Wherever the word "Bestimmung" appears in a line, copy that line.

Dataset rows
━━━━━━━━

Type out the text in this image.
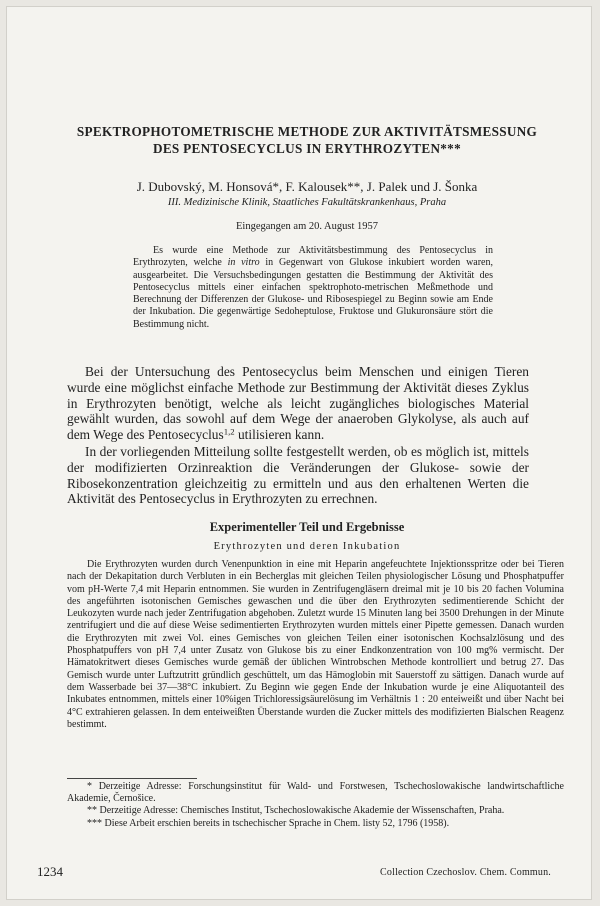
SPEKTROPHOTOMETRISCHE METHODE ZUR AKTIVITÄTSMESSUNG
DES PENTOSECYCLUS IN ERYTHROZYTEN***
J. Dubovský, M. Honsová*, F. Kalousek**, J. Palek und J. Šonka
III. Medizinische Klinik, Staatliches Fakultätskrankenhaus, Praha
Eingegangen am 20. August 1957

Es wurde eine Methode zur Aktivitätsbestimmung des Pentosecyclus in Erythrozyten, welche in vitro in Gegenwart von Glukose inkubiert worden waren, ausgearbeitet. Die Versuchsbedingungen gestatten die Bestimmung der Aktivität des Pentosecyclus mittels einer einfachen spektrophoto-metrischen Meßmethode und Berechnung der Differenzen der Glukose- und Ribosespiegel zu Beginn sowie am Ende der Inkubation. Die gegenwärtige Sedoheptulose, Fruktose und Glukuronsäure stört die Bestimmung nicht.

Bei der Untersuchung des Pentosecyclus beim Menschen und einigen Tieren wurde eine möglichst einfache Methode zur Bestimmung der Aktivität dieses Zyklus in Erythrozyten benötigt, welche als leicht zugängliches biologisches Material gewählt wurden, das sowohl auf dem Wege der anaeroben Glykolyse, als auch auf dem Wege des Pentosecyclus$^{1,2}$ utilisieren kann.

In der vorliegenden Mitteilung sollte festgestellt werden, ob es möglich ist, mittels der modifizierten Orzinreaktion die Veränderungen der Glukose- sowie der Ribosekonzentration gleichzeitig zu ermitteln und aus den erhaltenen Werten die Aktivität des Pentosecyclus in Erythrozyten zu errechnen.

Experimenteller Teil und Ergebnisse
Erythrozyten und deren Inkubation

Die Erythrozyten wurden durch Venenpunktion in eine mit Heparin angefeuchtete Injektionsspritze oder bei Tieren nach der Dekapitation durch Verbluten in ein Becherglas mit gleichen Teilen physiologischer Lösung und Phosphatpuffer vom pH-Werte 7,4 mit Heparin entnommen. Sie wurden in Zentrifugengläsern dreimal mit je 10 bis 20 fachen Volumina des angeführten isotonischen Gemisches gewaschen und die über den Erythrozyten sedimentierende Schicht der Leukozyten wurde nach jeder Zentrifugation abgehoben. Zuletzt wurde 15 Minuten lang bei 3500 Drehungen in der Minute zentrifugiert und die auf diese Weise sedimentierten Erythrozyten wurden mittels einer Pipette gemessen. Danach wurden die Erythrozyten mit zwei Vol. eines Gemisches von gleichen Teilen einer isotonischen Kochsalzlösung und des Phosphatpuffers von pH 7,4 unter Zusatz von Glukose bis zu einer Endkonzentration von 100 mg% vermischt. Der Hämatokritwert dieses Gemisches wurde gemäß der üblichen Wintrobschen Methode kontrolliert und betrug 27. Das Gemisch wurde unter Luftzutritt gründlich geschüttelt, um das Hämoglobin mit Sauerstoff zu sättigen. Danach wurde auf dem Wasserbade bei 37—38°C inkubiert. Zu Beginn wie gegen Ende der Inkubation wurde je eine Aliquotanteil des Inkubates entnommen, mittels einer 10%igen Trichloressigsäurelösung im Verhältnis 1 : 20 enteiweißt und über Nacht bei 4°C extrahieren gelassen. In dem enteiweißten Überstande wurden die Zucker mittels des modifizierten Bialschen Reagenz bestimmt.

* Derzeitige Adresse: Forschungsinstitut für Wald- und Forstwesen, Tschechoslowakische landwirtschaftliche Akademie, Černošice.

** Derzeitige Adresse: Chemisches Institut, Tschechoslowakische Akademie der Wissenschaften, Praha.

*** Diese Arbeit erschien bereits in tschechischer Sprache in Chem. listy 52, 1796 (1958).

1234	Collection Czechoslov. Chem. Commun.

━━━━━━━━

» EXERCISE SOLUTION:
Es wurde eine Methode zur Aktivitätsbestimmung des Pentosecyclus in Erythrozyten, welche in vitro in Gegenwart von Glukose inkubiert worden waren, ausgearbeitet. Die Versuchsbedingungen gestatten die Bestimmung der Aktivität des Pentosecyclus mittels einer einfachen spektrophoto-metrischen Meßmethode und Berechnung der Differenzen der Glukose- und Ribosespiegel zu Beginn sowie am Ende der Inkubation. Die gegenwärtige Sedoheptulose, Fruktose und Glukuronsäure stört die Bestimmung nicht.
Bei der Untersuchung des Pentosecyclus beim Menschen und einigen Tieren wurde eine möglichst einfache Methode zur Bestimmung der Aktivität dieses Zyklus in Erythrozyten benötigt, welche als leicht zugängliches biologisches Material gewählt wurden, das sowohl auf dem Wege der anaeroben Glykolyse, als auch auf dem Wege des Pentosecyclus$^{1,2}$ utilisieren kann.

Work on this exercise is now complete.